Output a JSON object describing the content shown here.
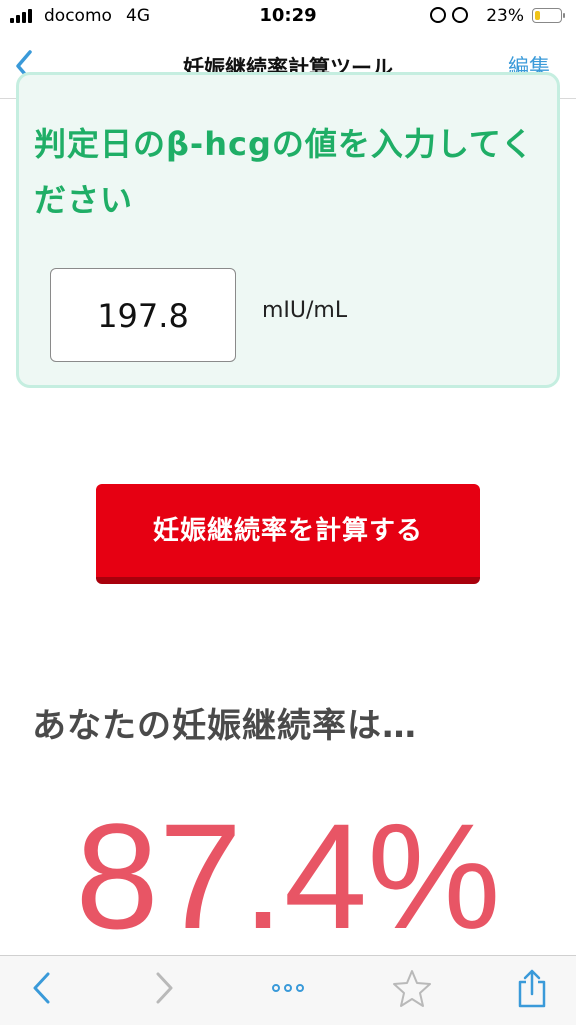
{
  "status_bar": {
    "carrier": "docomo",
    "network": "4G",
    "time": "10:29",
    "battery": "23%",
    "battery_level": 0.23
  },
  "nav": {
    "title": "妊娠継続率計算ツール",
    "edit": "編集"
  },
  "form": {
    "prompt": "判定日のβ-hcgの値を入力してください",
    "value": "197.8",
    "unit": "mIU/mL"
  },
  "button": {
    "label": "妊娠継続率を計算する"
  },
  "result": {
    "label": "あなたの妊娠継続率は…",
    "value": "87.4%"
  },
  "colors": {
    "accent_green": "#1fae66",
    "button_red": "#e60012",
    "result_red": "#e85565",
    "link_blue": "#3a9ad9"
  },
  "toolbar": {
    "icons": [
      "back-icon",
      "forward-icon",
      "more-icon",
      "bookmark-star-icon",
      "share-icon"
    ]
  }
}
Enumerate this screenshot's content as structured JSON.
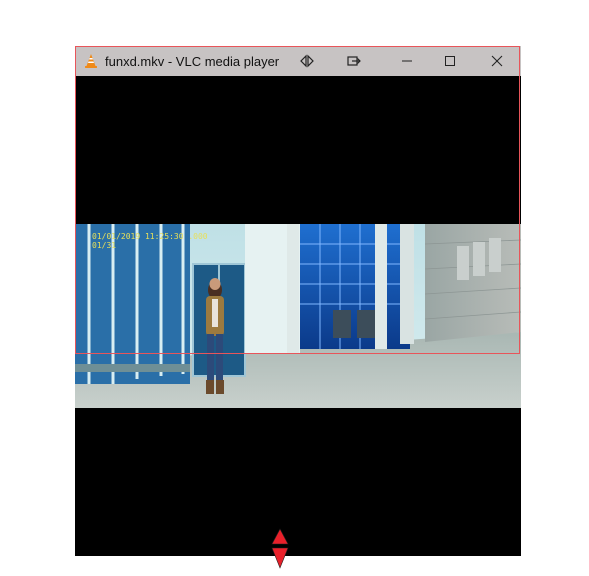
{
  "window": {
    "title": "funxd.mkv - VLC media player",
    "app_icon": "vlc-cone-icon",
    "buttons": {
      "snap": "snap-layout-icon",
      "popout": "popout-icon",
      "minimize": "minimize-icon",
      "maximize": "maximize-icon",
      "close": "close-icon"
    }
  },
  "video": {
    "overlay_line1": "01/01/2019 11:25:30 .000",
    "overlay_line2": "01/31"
  },
  "colors": {
    "titlebar": "#c7c3c3",
    "selection": "#e8555a",
    "handle": "#e8202a"
  }
}
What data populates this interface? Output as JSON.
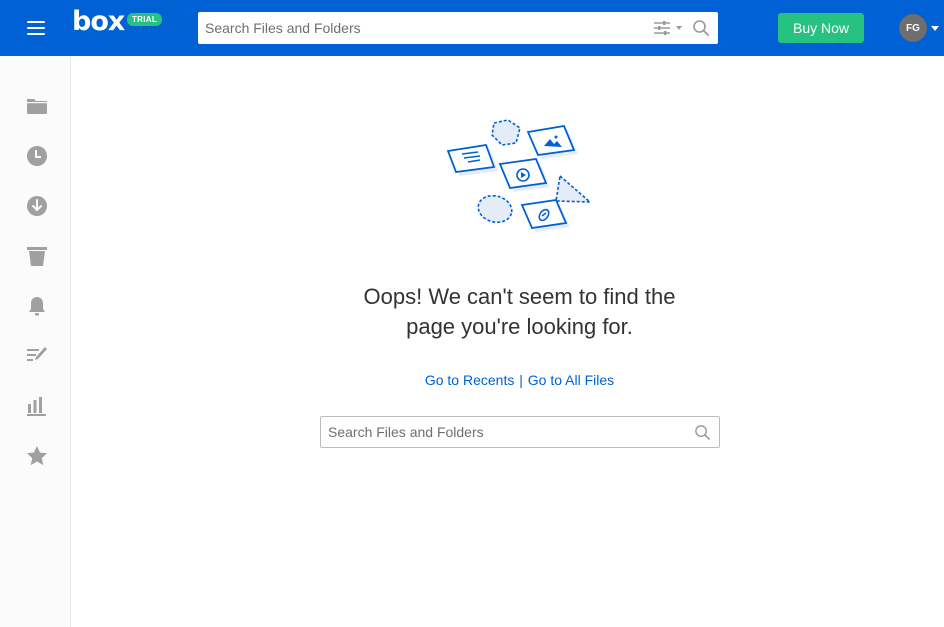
{
  "header": {
    "logo_text": "box",
    "trial_badge": "TRIAL",
    "search_placeholder": "Search Files and Folders",
    "buy_now_label": "Buy Now",
    "avatar_initials": "FG"
  },
  "sidebar": {
    "items": [
      {
        "name": "all-files",
        "icon": "folder-icon"
      },
      {
        "name": "recents",
        "icon": "clock-icon"
      },
      {
        "name": "synced",
        "icon": "download-icon"
      },
      {
        "name": "trash",
        "icon": "trash-icon"
      },
      {
        "name": "notifications",
        "icon": "bell-icon"
      },
      {
        "name": "notes",
        "icon": "notes-icon"
      },
      {
        "name": "admin-console",
        "icon": "bar-chart-icon"
      },
      {
        "name": "favorites",
        "icon": "star-icon"
      }
    ]
  },
  "main": {
    "error_line1": "Oops! We can't seem to find the",
    "error_line2": "page you're looking for.",
    "link_recents": "Go to Recents",
    "link_separator": "|",
    "link_all_files": "Go to All Files",
    "search_placeholder": "Search Files and Folders"
  },
  "colors": {
    "brand": "#0061d5",
    "buy_now": "#26c281",
    "sidebar_icon": "#9e9e9e"
  }
}
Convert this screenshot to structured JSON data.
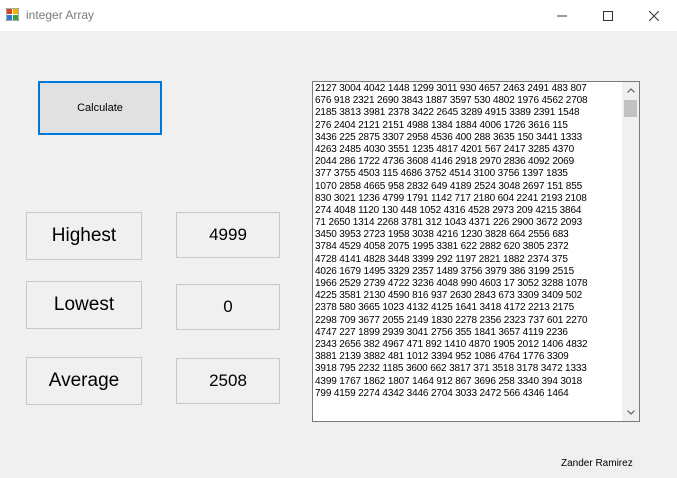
{
  "window": {
    "title": "integer Array",
    "icon": "app-form-icon"
  },
  "buttons": {
    "calculate_label": "Calculate"
  },
  "stats": {
    "highest_label": "Highest",
    "highest_value": "4999",
    "lowest_label": "Lowest",
    "lowest_value": "0",
    "average_label": "Average",
    "average_value": "2508"
  },
  "list": {
    "lines": [
      "2127 3004 4042 1448 1299 3011 930 4657 2463 2491 483 807",
      "676 918 2321 2690 3843 1887 3597 530 4802 1976 4562 2708",
      "2185 3813 3981 2378 3422 2645 3289 4915 3389 2391 1548",
      "276 2404 2121 2151 4988 1384 1884 4006 1726 3616 115",
      "3436 225 2875 3307 2958 4536 400 288 3635 150 3441 1333",
      "4263 2485 4030 3551 1235 4817 4201 567 2417 3285 4370",
      "2044 286 1722 4736 3608 4146 2918 2970 2836 4092 2069",
      "377 3755 4503 115 4686 3752 4514 3100 3756 1397 1835",
      "1070 2858 4665 958 2832 649 4189 2524 3048 2697 151 855",
      "830 3021 1236 4799 1791 1142 717 2180 604 2241 2193 2108",
      "274 4048 1120 130 448 1052 4316 4528 2973 209 4215 3864",
      "71 2650 1314 2268 3781 312 1043 4371 226 2900 3672 2093",
      "3450 3953 2723 1958 3038 4216 1230 3828 664 2556 683",
      "3784 4529 4058 2075 1995 3381 622 2882 620 3805 2372",
      "4728 4141 4828 3448 3399 292 1197 2821 1882 2374 375",
      "4026 1679 1495 3329 2357 1489 3756 3979 386 3199 2515",
      "1966 2529 2739 4722 3236 4048 990 4603 17 3052 3288 1078",
      "4225 3581 2130 4590 816 937 2630 2843 673 3309 3409 502",
      "2378 580 3665 1023 4132 4125 1641 3418 4172 2213 2175",
      "2298 709 3677 2055 2149 1830 2278 2356 2323 737 601 2270",
      "4747 227 1899 2939 3041 2756 355 1841 3657 4119 2236",
      "2343 2656 382 4967 471 892 1410 4870 1905 2012 1406 4832",
      "3881 2139 3882 481 1012 3394 952 1086 4764 1776 3309",
      "3918 795 2232 1185 3600 662 3817 371 3518 3178 3472 1333",
      "4399 1767 1862 1807 1464 912 867 3696 258 3340 394 3018",
      "799 4159 2274 4342 3446 2704 3033 2472 566 4346 1464"
    ]
  },
  "footer": {
    "author": "Zander Ramirez"
  }
}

========

▶ [Problem details]: Extract the entries in full, exactly as they are, minus the pictures.

▶ [Final result]:
Output a JSON object describing the content shown here.
{
  "status_bar": {
    "carrier": "docomo",
    "network": "4G",
    "time": "10:29",
    "battery": "23%",
    "battery_level": 0.23
  },
  "nav": {
    "title": "妊娠継続率計算ツール",
    "edit": "編集"
  },
  "form": {
    "prompt": "判定日のβ-hcgの値を入力してください",
    "value": "197.8",
    "unit": "mIU/mL"
  },
  "button": {
    "label": "妊娠継続率を計算する"
  },
  "result": {
    "label": "あなたの妊娠継続率は…",
    "value": "87.4%"
  },
  "colors": {
    "accent_green": "#1fae66",
    "button_red": "#e60012",
    "result_red": "#e85565",
    "link_blue": "#3a9ad9"
  },
  "toolbar": {
    "icons": [
      "back-icon",
      "forward-icon",
      "more-icon",
      "bookmark-star-icon",
      "share-icon"
    ]
  }
}
Enumerate this screenshot's content as structured JSON.
{
  "window": {
    "title": "funxd.mkv - VLC media player",
    "app_icon": "vlc-cone-icon",
    "buttons": {
      "snap": "snap-layout-icon",
      "popout": "popout-icon",
      "minimize": "minimize-icon",
      "maximize": "maximize-icon",
      "close": "close-icon"
    }
  },
  "video": {
    "overlay_line1": "01/01/2019 11:25:30 .000",
    "overlay_line2": "01/31"
  },
  "colors": {
    "titlebar": "#c7c3c3",
    "selection": "#e8555a",
    "handle": "#e8202a"
  }
}
What data populates this interface? Output as JSON.
{
  "header": {
    "logo_text": "box",
    "trial_badge": "TRIAL",
    "search_placeholder": "Search Files and Folders",
    "buy_now_label": "Buy Now",
    "avatar_initials": "FG"
  },
  "sidebar": {
    "items": [
      {
        "name": "all-files",
        "icon": "folder-icon"
      },
      {
        "name": "recents",
        "icon": "clock-icon"
      },
      {
        "name": "synced",
        "icon": "download-icon"
      },
      {
        "name": "trash",
        "icon": "trash-icon"
      },
      {
        "name": "notifications",
        "icon": "bell-icon"
      },
      {
        "name": "notes",
        "icon": "notes-icon"
      },
      {
        "name": "admin-console",
        "icon": "bar-chart-icon"
      },
      {
        "name": "favorites",
        "icon": "star-icon"
      }
    ]
  },
  "main": {
    "error_line1": "Oops! We can't seem to find the",
    "error_line2": "page you're looking for.",
    "link_recents": "Go to Recents",
    "link_separator": "|",
    "link_all_files": "Go to All Files",
    "search_placeholder": "Search Files and Folders"
  },
  "colors": {
    "brand": "#0061d5",
    "buy_now": "#26c281",
    "sidebar_icon": "#9e9e9e"
  }
}
Convert this screenshot to structured JSON data.
{
  "window": {
    "title": "integer Array",
    "icon": "app-form-icon"
  },
  "buttons": {
    "calculate_label": "Calculate"
  },
  "stats": {
    "highest_label": "Highest",
    "highest_value": "4999",
    "lowest_label": "Lowest",
    "lowest_value": "0",
    "average_label": "Average",
    "average_value": "2508"
  },
  "list": {
    "lines": [
      "2127 3004 4042 1448 1299 3011 930 4657 2463 2491 483 807",
      "676 918 2321 2690 3843 1887 3597 530 4802 1976 4562 2708",
      "2185 3813 3981 2378 3422 2645 3289 4915 3389 2391 1548",
      "276 2404 2121 2151 4988 1384 1884 4006 1726 3616 115",
      "3436 225 2875 3307 2958 4536 400 288 3635 150 3441 1333",
      "4263 2485 4030 3551 1235 4817 4201 567 2417 3285 4370",
      "2044 286 1722 4736 3608 4146 2918 2970 2836 4092 2069",
      "377 3755 4503 115 4686 3752 4514 3100 3756 1397 1835",
      "1070 2858 4665 958 2832 649 4189 2524 3048 2697 151 855",
      "830 3021 1236 4799 1791 1142 717 2180 604 2241 2193 2108",
      "274 4048 1120 130 448 1052 4316 4528 2973 209 4215 3864",
      "71 2650 1314 2268 3781 312 1043 4371 226 2900 3672 2093",
      "3450 3953 2723 1958 3038 4216 1230 3828 664 2556 683",
      "3784 4529 4058 2075 1995 3381 622 2882 620 3805 2372",
      "4728 4141 4828 3448 3399 292 1197 2821 1882 2374 375",
      "4026 1679 1495 3329 2357 1489 3756 3979 386 3199 2515",
      "1966 2529 2739 4722 3236 4048 990 4603 17 3052 3288 1078",
      "4225 3581 2130 4590 816 937 2630 2843 673 3309 3409 502",
      "2378 580 3665 1023 4132 4125 1641 3418 4172 2213 2175",
      "2298 709 3677 2055 2149 1830 2278 2356 2323 737 601 2270",
      "4747 227 1899 2939 3041 2756 355 1841 3657 4119 2236",
      "2343 2656 382 4967 471 892 1410 4870 1905 2012 1406 4832",
      "3881 2139 3882 481 1012 3394 952 1086 4764 1776 3309",
      "3918 795 2232 1185 3600 662 3817 371 3518 3178 3472 1333",
      "4399 1767 1862 1807 1464 912 867 3696 258 3340 394 3018",
      "799 4159 2274 4342 3446 2704 3033 2472 566 4346 1464"
    ]
  },
  "footer": {
    "author": "Zander Ramirez"
  }
}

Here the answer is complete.